DIRECTIVE.
Omit all pictures, then retype the data exactly as given.

-------- SOURCE MATERIAL

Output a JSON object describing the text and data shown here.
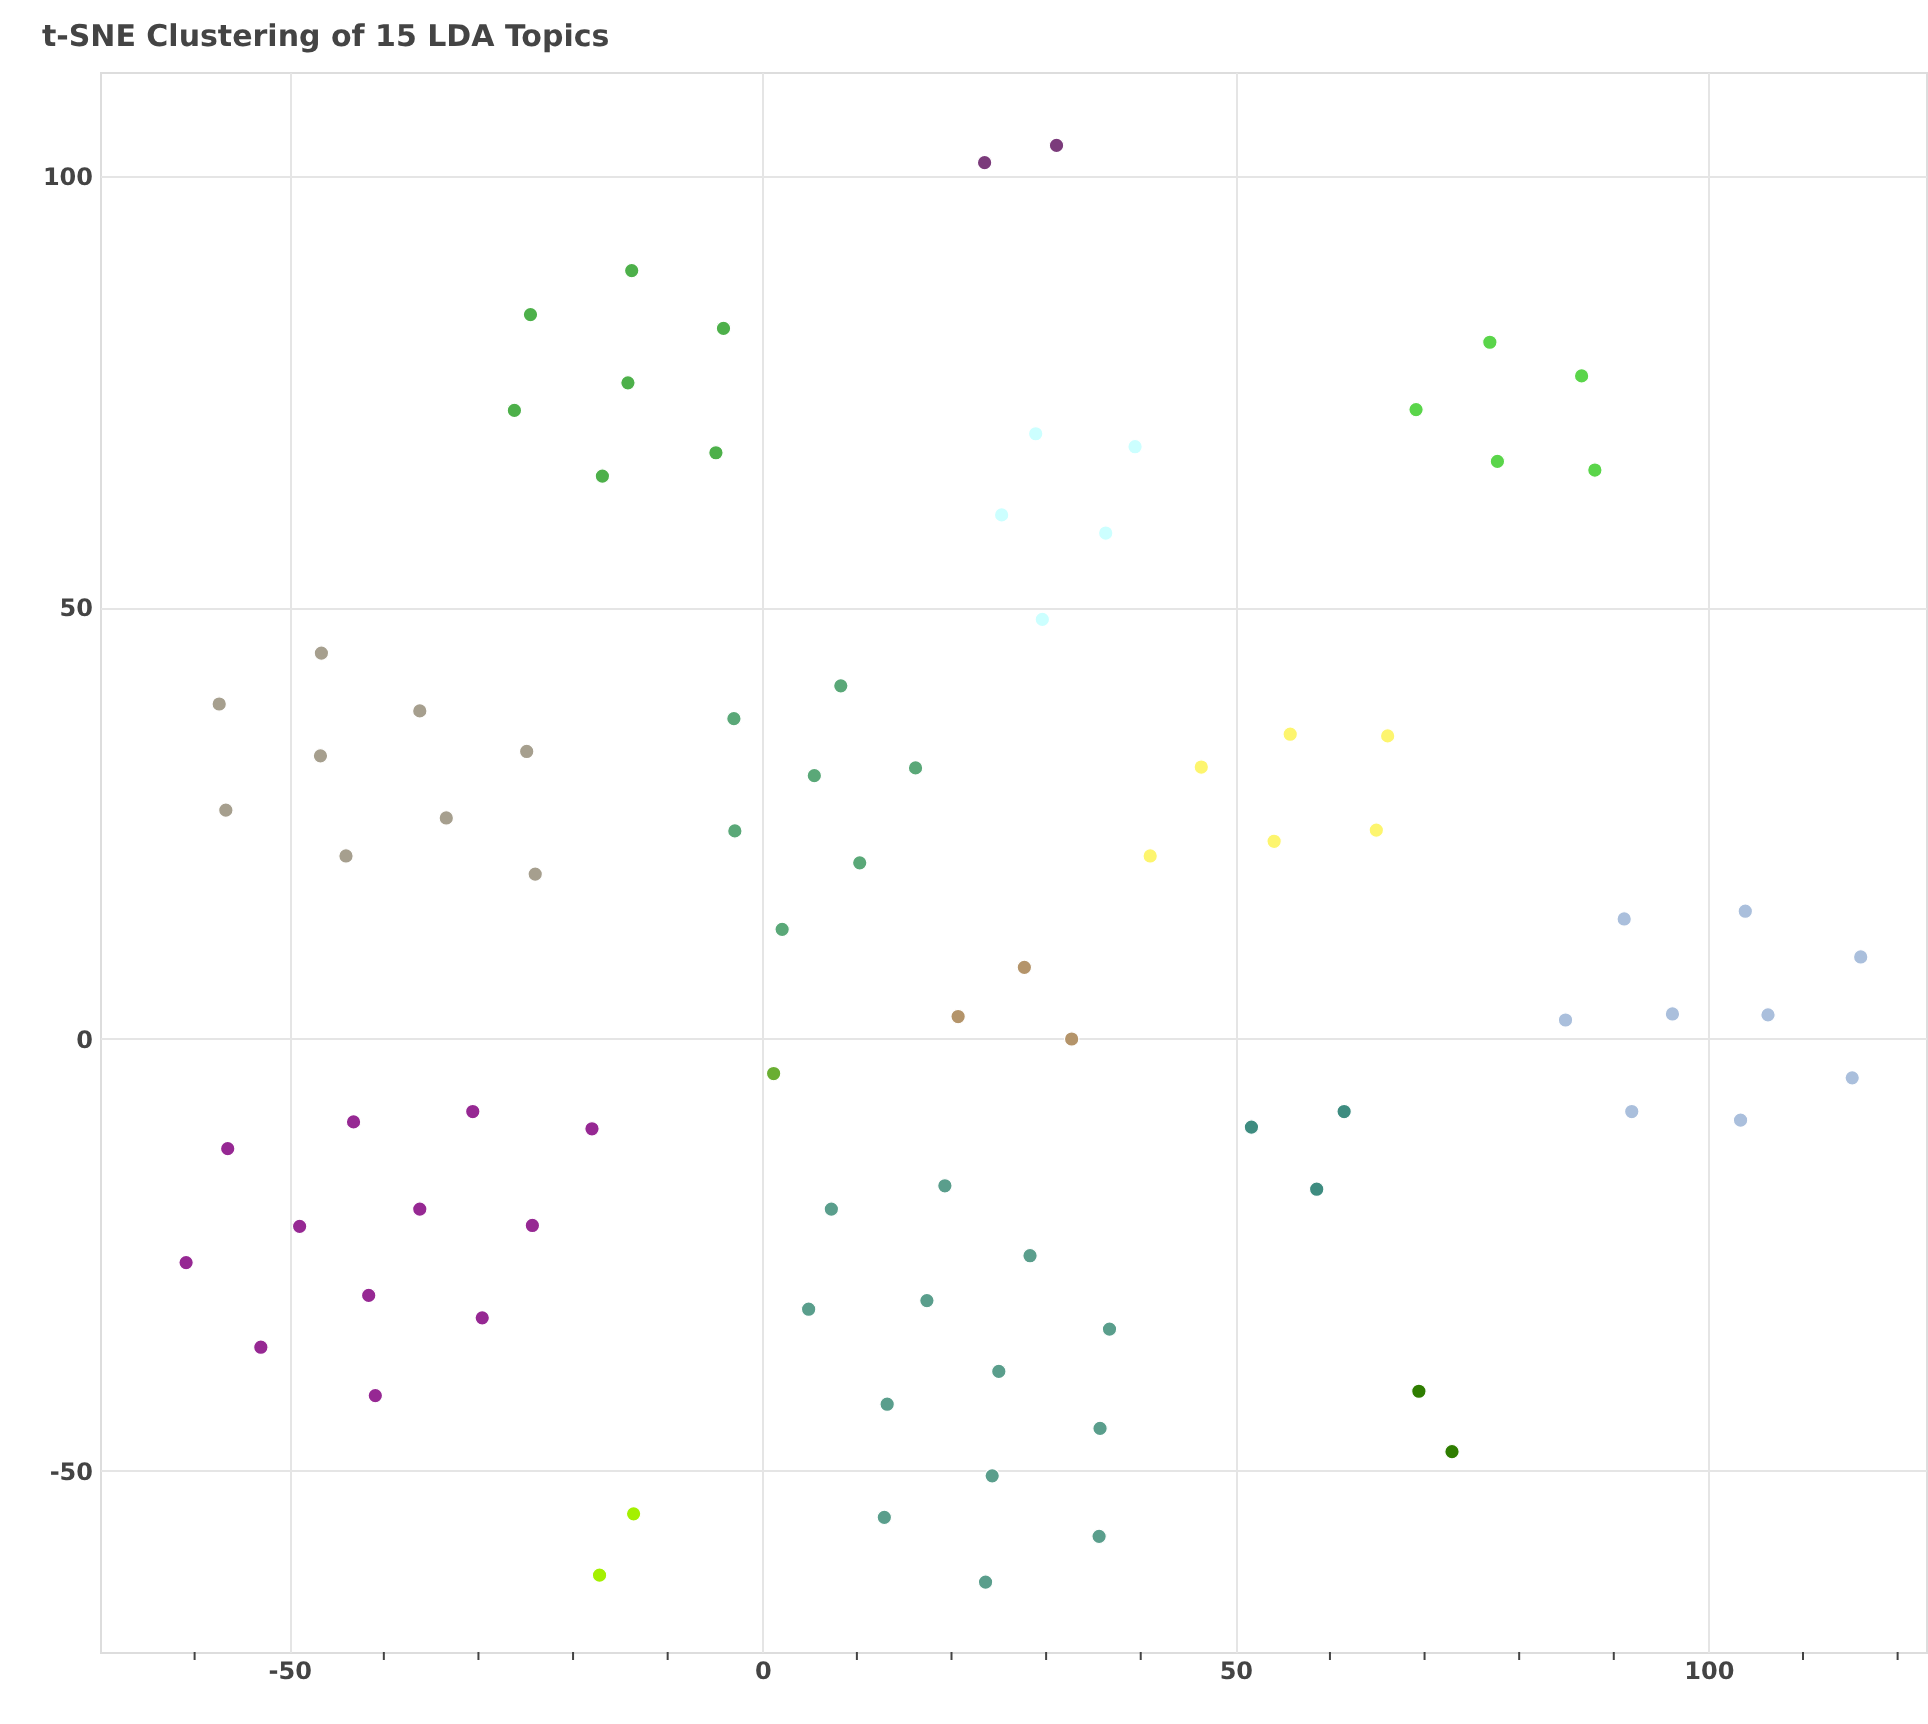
{
  "chart_data": {
    "type": "scatter",
    "title": "t-SNE Clustering of 15 LDA Topics",
    "xlim": [
      -70,
      123
    ],
    "ylim": [
      -71,
      112
    ],
    "xticks": [
      {
        "value": -60,
        "label": null
      },
      -50,
      {
        "value": -40,
        "label": null
      },
      {
        "value": -30,
        "label": null
      },
      {
        "value": -20,
        "label": null
      },
      {
        "value": -10,
        "label": null
      },
      0,
      {
        "value": 10,
        "label": null
      },
      {
        "value": 20,
        "label": null
      },
      {
        "value": 30,
        "label": null
      },
      {
        "value": 40,
        "label": null
      },
      50,
      {
        "value": 60,
        "label": null
      },
      {
        "value": 70,
        "label": null
      },
      {
        "value": 80,
        "label": null
      },
      {
        "value": 90,
        "label": null
      },
      100,
      {
        "value": 110,
        "label": null
      },
      {
        "value": 120,
        "label": null
      }
    ],
    "yticks": [
      -50,
      0,
      50,
      100
    ],
    "grid": true,
    "marker": "circle",
    "series": [
      {
        "color": "#7b3b7b",
        "x": [
          23.5,
          31.1
        ],
        "values": [
          101.5,
          103.5
        ]
      },
      {
        "color": "#4db04a",
        "x": [
          -13.8,
          -24.5,
          -4.1,
          -14.2,
          -26.2,
          -4.9,
          -16.9
        ],
        "values": [
          89.0,
          83.9,
          82.3,
          76.0,
          72.8,
          67.9,
          65.2
        ]
      },
      {
        "color": "#ccffff",
        "x": [
          28.9,
          39.4,
          25.3,
          36.3,
          29.6
        ],
        "values": [
          70.1,
          68.6,
          60.7,
          58.6,
          48.6
        ]
      },
      {
        "color": "#5ad54a",
        "x": [
          76.9,
          86.6,
          69.1,
          77.7,
          88.0
        ],
        "values": [
          80.7,
          76.8,
          72.9,
          66.9,
          65.9
        ]
      },
      {
        "color": "#a69f8e",
        "x": [
          -57.4,
          -46.6,
          -36.2,
          -46.7,
          -24.9,
          -56.7,
          -33.4,
          -44.0,
          -24.0
        ],
        "values": [
          38.8,
          44.7,
          38.0,
          32.8,
          33.3,
          26.5,
          25.6,
          21.2,
          19.1
        ]
      },
      {
        "color": "#5aa878",
        "x": [
          -3.0,
          8.3,
          5.5,
          16.2,
          -2.9,
          10.3,
          2.1
        ],
        "values": [
          37.1,
          40.9,
          30.5,
          31.4,
          24.1,
          20.4,
          12.7
        ]
      },
      {
        "color": "#b4946a",
        "x": [
          20.7,
          27.7,
          32.7
        ],
        "values": [
          2.6,
          8.3,
          0.0
        ]
      },
      {
        "color": "#6aae32",
        "x": [
          1.2
        ],
        "values": [
          -4.0
        ]
      },
      {
        "color": "#962893",
        "x": [
          -56.5,
          -43.2,
          -30.6,
          -18.0,
          -60.9,
          -48.9,
          -36.2,
          -24.3,
          -41.6,
          -29.6,
          -53.0,
          -40.9
        ],
        "values": [
          -12.7,
          -9.6,
          -8.4,
          -10.4,
          -25.9,
          -21.7,
          -19.7,
          -21.6,
          -29.7,
          -32.3,
          -35.7,
          -41.3
        ]
      },
      {
        "color": "#a4f000",
        "x": [
          -13.6,
          -17.2
        ],
        "values": [
          -55.0,
          -62.1
        ]
      },
      {
        "color": "#5a9e8c",
        "x": [
          7.3,
          19.3,
          4.9,
          17.4,
          25.0,
          13.2,
          24.3,
          12.9,
          23.6,
          28.3,
          36.7,
          35.7,
          35.6
        ],
        "values": [
          -19.7,
          -17.0,
          -31.3,
          -30.3,
          -38.5,
          -42.3,
          -50.6,
          -55.4,
          -62.9,
          -25.1,
          -33.6,
          -45.1,
          -57.6
        ]
      },
      {
        "color": "#3e8c80",
        "x": [
          51.7,
          61.5,
          58.6
        ],
        "values": [
          -10.2,
          -8.4,
          -17.4
        ]
      },
      {
        "color": "#2e7d00",
        "x": [
          69.4,
          72.9
        ],
        "values": [
          -40.8,
          -47.8
        ]
      },
      {
        "color": "#aabfdc",
        "x": [
          91.1,
          103.9,
          116.1,
          84.9,
          96.2,
          106.3,
          115.2,
          91.9,
          103.4
        ],
        "values": [
          13.9,
          14.8,
          9.5,
          2.2,
          2.9,
          2.8,
          -4.5,
          -8.4,
          -9.4
        ]
      },
      {
        "color": "#fdf56e",
        "x": [
          55.8,
          66.1,
          46.4,
          41.0,
          54.1,
          64.9
        ],
        "values": [
          35.3,
          35.1,
          31.5,
          21.2,
          22.9,
          24.2
        ]
      }
    ]
  }
}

----------------

ANSWER BELOW.
Output a JSON object describing the text and data shown here.
{
  "chart_data": {
    "type": "scatter",
    "title": "t-SNE Clustering of 15 LDA Topics",
    "xlim": [
      -70,
      123
    ],
    "ylim": [
      -71,
      112
    ],
    "xticks": [
      {
        "value": -60,
        "label": null
      },
      -50,
      {
        "value": -40,
        "label": null
      },
      {
        "value": -30,
        "label": null
      },
      {
        "value": -20,
        "label": null
      },
      {
        "value": -10,
        "label": null
      },
      0,
      {
        "value": 10,
        "label": null
      },
      {
        "value": 20,
        "label": null
      },
      {
        "value": 30,
        "label": null
      },
      {
        "value": 40,
        "label": null
      },
      50,
      {
        "value": 60,
        "label": null
      },
      {
        "value": 70,
        "label": null
      },
      {
        "value": 80,
        "label": null
      },
      {
        "value": 90,
        "label": null
      },
      100,
      {
        "value": 110,
        "label": null
      },
      {
        "value": 120,
        "label": null
      }
    ],
    "yticks": [
      -50,
      0,
      50,
      100
    ],
    "grid": true,
    "marker": "circle",
    "series": [
      {
        "color": "#7b3b7b",
        "x": [
          23.5,
          31.1
        ],
        "values": [
          101.5,
          103.5
        ]
      },
      {
        "color": "#4db04a",
        "x": [
          -13.8,
          -24.5,
          -4.1,
          -14.2,
          -26.2,
          -4.9,
          -16.9
        ],
        "values": [
          89.0,
          83.9,
          82.3,
          76.0,
          72.8,
          67.9,
          65.2
        ]
      },
      {
        "color": "#ccffff",
        "x": [
          28.9,
          39.4,
          25.3,
          36.3,
          29.6
        ],
        "values": [
          70.1,
          68.6,
          60.7,
          58.6,
          48.6
        ]
      },
      {
        "color": "#5ad54a",
        "x": [
          76.9,
          86.6,
          69.1,
          77.7,
          88.0
        ],
        "values": [
          80.7,
          76.8,
          72.9,
          66.9,
          65.9
        ]
      },
      {
        "color": "#a69f8e",
        "x": [
          -57.4,
          -46.6,
          -36.2,
          -46.7,
          -24.9,
          -56.7,
          -33.4,
          -44.0,
          -24.0
        ],
        "values": [
          38.8,
          44.7,
          38.0,
          32.8,
          33.3,
          26.5,
          25.6,
          21.2,
          19.1
        ]
      },
      {
        "color": "#5aa878",
        "x": [
          -3.0,
          8.3,
          5.5,
          16.2,
          -2.9,
          10.3,
          2.1
        ],
        "values": [
          37.1,
          40.9,
          30.5,
          31.4,
          24.1,
          20.4,
          12.7
        ]
      },
      {
        "color": "#b4946a",
        "x": [
          20.7,
          27.7,
          32.7
        ],
        "values": [
          2.6,
          8.3,
          0.0
        ]
      },
      {
        "color": "#6aae32",
        "x": [
          1.2
        ],
        "values": [
          -4.0
        ]
      },
      {
        "color": "#962893",
        "x": [
          -56.5,
          -43.2,
          -30.6,
          -18.0,
          -60.9,
          -48.9,
          -36.2,
          -24.3,
          -41.6,
          -29.6,
          -53.0,
          -40.9
        ],
        "values": [
          -12.7,
          -9.6,
          -8.4,
          -10.4,
          -25.9,
          -21.7,
          -19.7,
          -21.6,
          -29.7,
          -32.3,
          -35.7,
          -41.3
        ]
      },
      {
        "color": "#a4f000",
        "x": [
          -13.6,
          -17.2
        ],
        "values": [
          -55.0,
          -62.1
        ]
      },
      {
        "color": "#5a9e8c",
        "x": [
          7.3,
          19.3,
          4.9,
          17.4,
          25.0,
          13.2,
          24.3,
          12.9,
          23.6,
          28.3,
          36.7,
          35.7,
          35.6
        ],
        "values": [
          -19.7,
          -17.0,
          -31.3,
          -30.3,
          -38.5,
          -42.3,
          -50.6,
          -55.4,
          -62.9,
          -25.1,
          -33.6,
          -45.1,
          -57.6
        ]
      },
      {
        "color": "#3e8c80",
        "x": [
          51.7,
          61.5,
          58.6
        ],
        "values": [
          -10.2,
          -8.4,
          -17.4
        ]
      },
      {
        "color": "#2e7d00",
        "x": [
          69.4,
          72.9
        ],
        "values": [
          -40.8,
          -47.8
        ]
      },
      {
        "color": "#aabfdc",
        "x": [
          91.1,
          103.9,
          116.1,
          84.9,
          96.2,
          106.3,
          115.2,
          91.9,
          103.4
        ],
        "values": [
          13.9,
          14.8,
          9.5,
          2.2,
          2.9,
          2.8,
          -4.5,
          -8.4,
          -9.4
        ]
      },
      {
        "color": "#fdf56e",
        "x": [
          55.8,
          66.1,
          46.4,
          41.0,
          54.1,
          64.9
        ],
        "values": [
          35.3,
          35.1,
          31.5,
          21.2,
          22.9,
          24.2
        ]
      }
    ]
  }
}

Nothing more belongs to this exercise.